[Entries]:
========================================

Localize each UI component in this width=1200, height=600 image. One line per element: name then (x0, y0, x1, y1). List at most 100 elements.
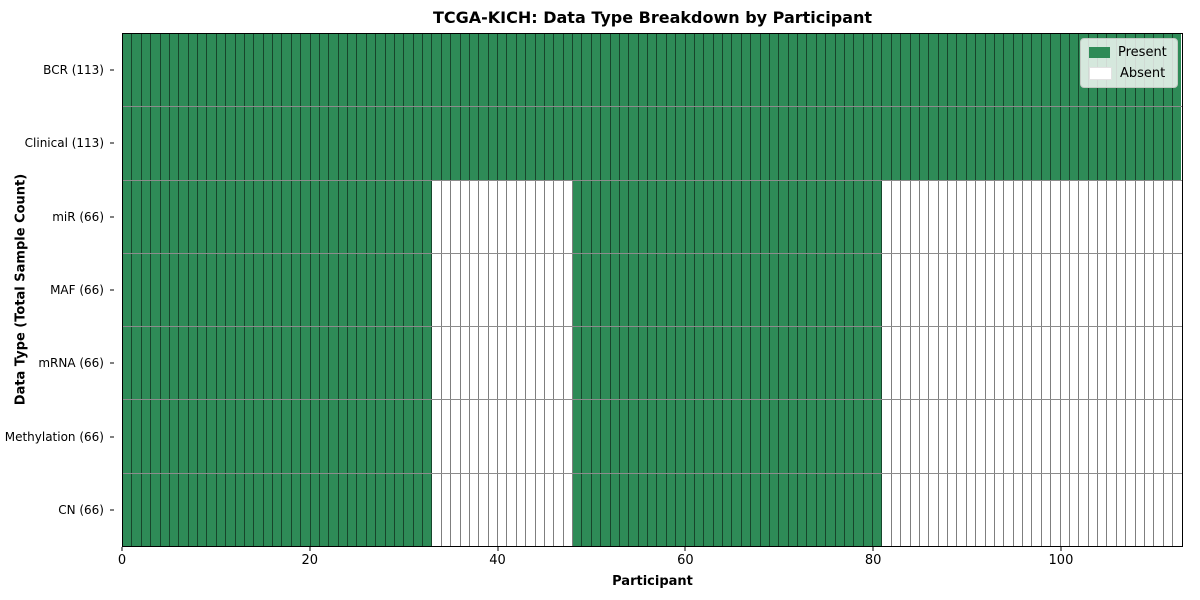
heatmap-cell-present (151, 107, 161, 180)
heatmap-cell-present (732, 107, 742, 180)
heatmap-cell-present (741, 327, 752, 400)
heatmap-cell-present (835, 473, 845, 546)
heatmap-cell-present (826, 327, 836, 400)
heatmap-cell-absent (1023, 180, 1033, 253)
heatmap-cell-present (141, 253, 152, 327)
heatmap-cell-absent (919, 473, 930, 546)
heatmap-cell-present (807, 473, 817, 546)
heatmap-cell-present (713, 180, 723, 253)
heatmap-cell-present (394, 473, 405, 546)
heatmap-cell-present (188, 34, 198, 107)
heatmap-cell-present (179, 180, 189, 253)
heatmap-cell-present (835, 253, 845, 327)
heatmap-cell-present (291, 400, 302, 473)
heatmap-cell-present (723, 400, 733, 473)
heatmap-cell-present (582, 107, 592, 180)
y-tick-label: MAF (66) (50, 283, 104, 297)
heatmap-cell-absent (460, 327, 470, 400)
heatmap-cell-present (591, 253, 602, 327)
heatmap-cell-present (798, 327, 808, 400)
heatmap-cell-absent (1023, 400, 1033, 473)
heatmap-cell-absent (1098, 327, 1108, 400)
heatmap-cell-absent (1051, 180, 1061, 253)
heatmap-cell-absent (535, 473, 545, 546)
heatmap-cell-absent (451, 180, 461, 253)
heatmap-cell-present (254, 473, 264, 546)
heatmap-cell-present (657, 180, 667, 253)
heatmap-cell-absent (1079, 180, 1089, 253)
heatmap-cell-present (1013, 107, 1023, 180)
heatmap-cell-absent (985, 180, 995, 253)
heatmap-cell-present (291, 327, 302, 400)
heatmap-cell-present (273, 180, 283, 253)
heatmap-cell-present (394, 327, 405, 400)
heatmap-cell-present (413, 34, 423, 107)
heatmap-cell-absent (901, 400, 911, 473)
heatmap-cell-present (244, 473, 255, 546)
heatmap-cell-absent (1098, 180, 1108, 253)
heatmap-cell-present (123, 180, 133, 253)
heatmap-cell-absent (1144, 400, 1155, 473)
heatmap-cell-absent (1098, 473, 1108, 546)
heatmap-cell-present (741, 400, 752, 473)
heatmap-cell-present (169, 400, 180, 473)
heatmap-cell-present (366, 180, 377, 253)
heatmap-cell-present (451, 107, 461, 180)
heatmap-cell-present (835, 327, 845, 400)
heatmap-cell-present (694, 400, 705, 473)
heatmap-cell-absent (1107, 327, 1117, 400)
heatmap-cell-absent (1135, 180, 1145, 253)
heatmap-cell-present (713, 327, 723, 400)
heatmap-cell-present (432, 34, 442, 107)
heatmap-cell-present (469, 34, 480, 107)
heatmap-cell-absent (891, 180, 902, 253)
heatmap-cell-present (835, 34, 845, 107)
heatmap-cell-present (648, 327, 658, 400)
heatmap-cell-absent (1060, 400, 1070, 473)
heatmap-cell-absent (1144, 180, 1155, 253)
heatmap-cell-absent (441, 327, 452, 400)
heatmap-cell-present (123, 327, 133, 400)
heatmap-cell-absent (1154, 327, 1164, 400)
heatmap-cell-present (685, 400, 695, 473)
heatmap-cell-absent (1144, 253, 1155, 327)
heatmap-cell-absent (1116, 253, 1127, 327)
heatmap-cell-present (854, 473, 864, 546)
heatmap-cell-present (479, 34, 489, 107)
heatmap-cell-present (760, 34, 770, 107)
heatmap-cell-present (291, 34, 302, 107)
y-tick-label: Methylation (66) (4, 429, 104, 444)
heatmap-cell-absent (1013, 180, 1023, 253)
heatmap-cell-absent (554, 473, 564, 546)
heatmap-cell-present (1051, 34, 1061, 107)
heatmap-cell-absent (985, 473, 995, 546)
heatmap-cell-present (319, 253, 330, 327)
heatmap-cell-present (957, 107, 967, 180)
heatmap-cell-absent (507, 327, 517, 400)
heatmap-cell-present (151, 253, 161, 327)
heatmap-cell-present (657, 34, 667, 107)
y-tick-mark (110, 436, 114, 438)
present-swatch-icon (1089, 47, 1110, 58)
heatmap-cell-present (732, 473, 742, 546)
heatmap-cell-present (1144, 107, 1155, 180)
heatmap-cell-present (844, 327, 855, 400)
heatmap-cell-present (169, 327, 180, 400)
heatmap-cell-absent (451, 400, 461, 473)
heatmap-cell-present (179, 327, 189, 400)
y-tick-label: CN (66) (58, 503, 104, 518)
heatmap-cell-absent (507, 473, 517, 546)
y-tick-label: BCR (113) (43, 62, 104, 77)
heatmap-cell-present (254, 253, 264, 327)
heatmap-cell-present (319, 400, 330, 473)
heatmap-cell-present (132, 253, 142, 327)
heatmap-cell-present (263, 107, 273, 180)
heatmap-cell-present (741, 107, 752, 180)
heatmap-cell-present (329, 253, 339, 327)
heatmap-cell-present (657, 473, 667, 546)
heatmap-cell-present (179, 107, 189, 180)
heatmap-cell-absent (882, 180, 892, 253)
heatmap-cell-present (638, 34, 648, 107)
heatmap-cell-absent (976, 180, 986, 253)
heatmap-cell-present (573, 327, 583, 400)
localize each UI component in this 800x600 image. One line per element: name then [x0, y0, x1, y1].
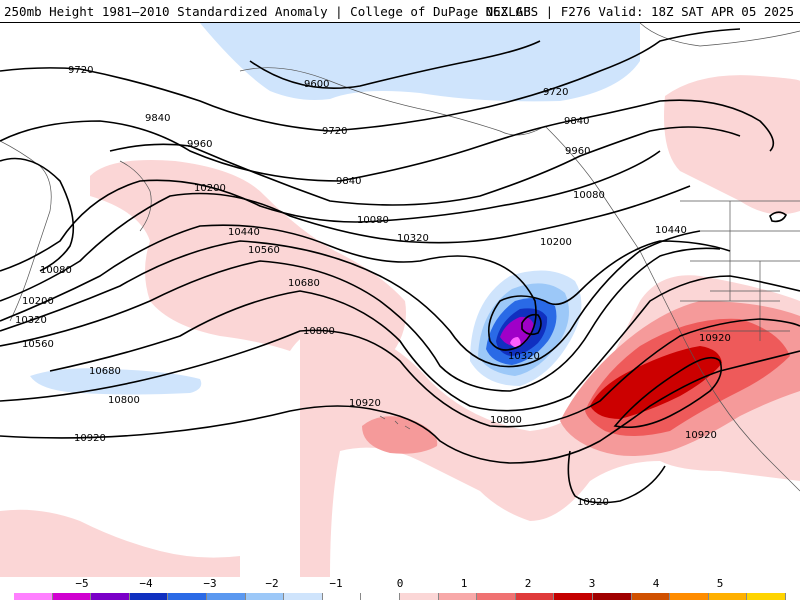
- contour-label: 9720: [68, 65, 93, 76]
- negative-anomaly-low-5: [500, 316, 534, 346]
- colorbar-tick: −5: [75, 577, 89, 590]
- colorbar-tick: 4: [652, 577, 660, 590]
- contour-label: 9960: [565, 146, 590, 157]
- colorbar-segment: [399, 593, 439, 600]
- colorbar-segment: [631, 593, 671, 600]
- colorbar-tick: 3: [588, 577, 596, 590]
- colorbar-segment: [91, 593, 130, 600]
- colorbar-segment: [477, 593, 516, 600]
- colorbar-tick: −4: [139, 577, 153, 590]
- contour-label: 10680: [89, 366, 121, 377]
- contour-10080: [0, 150, 661, 272]
- map-panel: 9720 9600 9720 9720 9840 9960 9840 9840 …: [0, 22, 800, 579]
- contour-low-center: [521, 313, 542, 336]
- colorbar-tick: −2: [265, 577, 279, 590]
- contour-label: 10920: [349, 398, 381, 409]
- negative-anomaly-north: [200, 23, 640, 102]
- colorbar-segment: [14, 593, 53, 600]
- positive-anomaly-southwest: [0, 509, 240, 578]
- contour-10680: [49, 275, 800, 412]
- colorbar-tick: −3: [203, 577, 217, 590]
- positive-anomaly-northeast: [664, 75, 800, 215]
- contour-label: 10560: [248, 245, 280, 256]
- colorbar-segment: [708, 593, 748, 600]
- contour-10560: [0, 247, 721, 392]
- colorbar-segment: [245, 593, 285, 600]
- colorbar-segment: [438, 593, 478, 600]
- colorbar-segment: [361, 593, 400, 600]
- height-contours: [0, 28, 800, 504]
- contour-label: 10200: [194, 183, 226, 194]
- contour-10320: [0, 224, 731, 351]
- colorbar-segment: [284, 593, 323, 600]
- contour-label: 10920: [74, 433, 106, 444]
- anomaly-colorbar: −5 −4 −3 −2 −1 0 1 2 3 4 5: [0, 577, 800, 600]
- anomaly-shading: [0, 23, 800, 578]
- contour-label: 9960: [187, 139, 212, 150]
- contour-label: 10920: [685, 430, 717, 441]
- contour-label: 10200: [540, 237, 572, 248]
- model-run-info: 06Z GFS | F276 Valid: 18Z SAT APR 05 202…: [485, 4, 794, 19]
- contour-label: 10920: [577, 497, 609, 508]
- contour-10800: [0, 318, 800, 428]
- contour-label: 9720: [543, 87, 568, 98]
- contour-label: 10080: [357, 215, 389, 226]
- contour-9600: [249, 40, 541, 89]
- contour-label: 10800: [490, 415, 522, 426]
- colorbar-segment: [554, 593, 593, 600]
- anomaly-map: 9720 9600 9720 9720 9840 9960 9840 9840 …: [0, 23, 800, 578]
- contour-label: 10080: [40, 265, 72, 276]
- negative-anomaly-low-core: [510, 337, 521, 348]
- colorbar-tick: 5: [716, 577, 724, 590]
- contour-10920-south: [567, 450, 666, 504]
- contour-label: 10920: [699, 333, 731, 344]
- contour-closed-small: [769, 211, 788, 223]
- contour-10920-closed: [613, 356, 723, 429]
- contour-label: 10800: [108, 395, 140, 406]
- colorbar-segment: [129, 593, 169, 600]
- coastlines: [0, 23, 800, 492]
- negative-anomaly-west-pacific: [30, 368, 202, 395]
- contour-label: 9840: [336, 176, 361, 187]
- contour-10200: [0, 185, 691, 302]
- map-header: 250mb Height 1981–2010 Standardized Anom…: [0, 0, 800, 22]
- contour-9840: [0, 99, 775, 182]
- contour-9720: [0, 28, 741, 132]
- contour-label: 10440: [655, 225, 687, 236]
- contour-10440: [0, 230, 701, 368]
- colorbar-tick: 2: [524, 577, 532, 590]
- contour-9960: [0, 126, 741, 272]
- colorbar-segment: [52, 593, 92, 600]
- colorbar-segment: [206, 593, 246, 600]
- contour-label: 9600: [304, 79, 329, 90]
- colorbar-segment: [670, 593, 709, 600]
- positive-anomaly-west: [90, 160, 406, 361]
- positive-anomaly-hawaii: [362, 416, 438, 454]
- colorbar-strip: [14, 593, 786, 600]
- colorbar-segment: [322, 593, 362, 600]
- contour-label: 10320: [508, 351, 540, 362]
- contour-label: 9840: [564, 116, 589, 127]
- colorbar-tick: 1: [460, 577, 468, 590]
- colorbar-tick: −1: [329, 577, 343, 590]
- positive-anomaly-max: [590, 346, 722, 419]
- contour-label: 10680: [288, 278, 320, 289]
- colorbar-segment: [515, 593, 555, 600]
- contour-label: 10080: [573, 190, 605, 201]
- contour-label: 10440: [228, 227, 260, 238]
- contour-label: 9840: [145, 113, 170, 124]
- contour-label: 10200: [22, 296, 54, 307]
- contour-label: 10320: [397, 233, 429, 244]
- contour-labels: 9720 9600 9720 9720 9840 9960 9840 9840 …: [15, 65, 731, 508]
- contour-label: 9720: [322, 126, 347, 137]
- colorbar-segment: [747, 593, 786, 600]
- map-title: 250mb Height 1981–2010 Standardized Anom…: [4, 4, 531, 19]
- contour-label: 10320: [15, 315, 47, 326]
- colorbar-segment: [168, 593, 207, 600]
- colorbar-tick: 0: [396, 577, 404, 590]
- contour-10920: [0, 350, 800, 464]
- contour-label: 10800: [303, 326, 335, 337]
- contour-label: 10560: [22, 339, 54, 350]
- colorbar-segment: [592, 593, 632, 600]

========================================

[Problem requirements]:
Copy out the item lines verbatim, starting with the line that contains "heatmap-cell-present (151, 107, 161, 180)" and continuing through the line that contains "heatmap-cell-absent (1098, 473, 1108, 546)", both included.

[Answer for this exercise]:
heatmap-cell-present (151, 107, 161, 180)
heatmap-cell-present (732, 107, 742, 180)
heatmap-cell-present (741, 327, 752, 400)
heatmap-cell-present (835, 473, 845, 546)
heatmap-cell-present (826, 327, 836, 400)
heatmap-cell-absent (1023, 180, 1033, 253)
heatmap-cell-present (141, 253, 152, 327)
heatmap-cell-absent (919, 473, 930, 546)
heatmap-cell-present (807, 473, 817, 546)
heatmap-cell-present (713, 180, 723, 253)
heatmap-cell-present (394, 473, 405, 546)
heatmap-cell-present (188, 34, 198, 107)
heatmap-cell-present (179, 180, 189, 253)
heatmap-cell-present (835, 253, 845, 327)
heatmap-cell-present (291, 400, 302, 473)
heatmap-cell-present (723, 400, 733, 473)
heatmap-cell-present (582, 107, 592, 180)
y-tick-label: MAF (66) (50, 283, 104, 297)
heatmap-cell-absent (460, 327, 470, 400)
heatmap-cell-present (591, 253, 602, 327)
heatmap-cell-present (798, 327, 808, 400)
heatmap-cell-absent (1023, 400, 1033, 473)
heatmap-cell-absent (1098, 327, 1108, 400)
heatmap-cell-absent (1051, 180, 1061, 253)
heatmap-cell-absent (535, 473, 545, 546)
heatmap-cell-absent (451, 180, 461, 253)
heatmap-cell-present (254, 473, 264, 546)
heatmap-cell-present (657, 180, 667, 253)
heatmap-cell-absent (1079, 180, 1089, 253)
heatmap-cell-present (1013, 107, 1023, 180)
heatmap-cell-absent (985, 180, 995, 253)
heatmap-cell-present (291, 327, 302, 400)
heatmap-cell-present (273, 180, 283, 253)
heatmap-cell-present (394, 327, 405, 400)
heatmap-cell-present (413, 34, 423, 107)
heatmap-cell-absent (901, 400, 911, 473)
heatmap-cell-present (244, 473, 255, 546)
heatmap-cell-absent (1098, 180, 1108, 253)
heatmap-cell-present (123, 180, 133, 253)
heatmap-cell-absent (1144, 400, 1155, 473)
heatmap-cell-absent (1098, 473, 1108, 546)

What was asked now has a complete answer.